• _GIVEN EXERCISE_:
Locate every line in the records below that holds the word "stranieri" and return each one.

• _EXTRACTED DATA_:
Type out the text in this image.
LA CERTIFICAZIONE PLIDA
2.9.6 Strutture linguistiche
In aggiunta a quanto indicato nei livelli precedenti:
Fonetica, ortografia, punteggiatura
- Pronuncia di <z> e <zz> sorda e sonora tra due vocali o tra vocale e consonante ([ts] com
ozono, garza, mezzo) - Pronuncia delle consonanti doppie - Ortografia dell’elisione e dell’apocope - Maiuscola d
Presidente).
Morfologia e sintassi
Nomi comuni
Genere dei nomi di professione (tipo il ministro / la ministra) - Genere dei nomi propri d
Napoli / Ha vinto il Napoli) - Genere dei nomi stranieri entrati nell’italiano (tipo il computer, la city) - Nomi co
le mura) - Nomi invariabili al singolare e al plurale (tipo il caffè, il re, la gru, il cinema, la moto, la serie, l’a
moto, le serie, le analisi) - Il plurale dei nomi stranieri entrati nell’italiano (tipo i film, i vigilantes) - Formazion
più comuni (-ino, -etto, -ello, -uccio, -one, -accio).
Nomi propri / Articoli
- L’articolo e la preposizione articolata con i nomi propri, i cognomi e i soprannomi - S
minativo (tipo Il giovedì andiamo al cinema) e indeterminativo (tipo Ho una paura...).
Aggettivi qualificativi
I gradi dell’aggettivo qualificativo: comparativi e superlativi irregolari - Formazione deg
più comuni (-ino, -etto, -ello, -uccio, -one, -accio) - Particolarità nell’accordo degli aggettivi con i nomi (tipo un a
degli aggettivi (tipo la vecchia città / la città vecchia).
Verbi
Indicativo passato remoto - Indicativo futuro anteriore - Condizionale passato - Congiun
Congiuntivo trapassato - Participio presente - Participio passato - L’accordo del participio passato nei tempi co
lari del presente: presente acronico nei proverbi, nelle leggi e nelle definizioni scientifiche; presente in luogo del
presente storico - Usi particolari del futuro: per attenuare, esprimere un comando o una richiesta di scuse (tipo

• _THE RESPONSE_:
Napoli / Ha vinto il Napoli) - Genere dei nomi stranieri entrati nell’italiano (tipo il computer, la city) - Nomi co
moto, le serie, le analisi) - Il plurale dei nomi stranieri entrati nell’italiano (tipo i film, i vigilantes) - Formazion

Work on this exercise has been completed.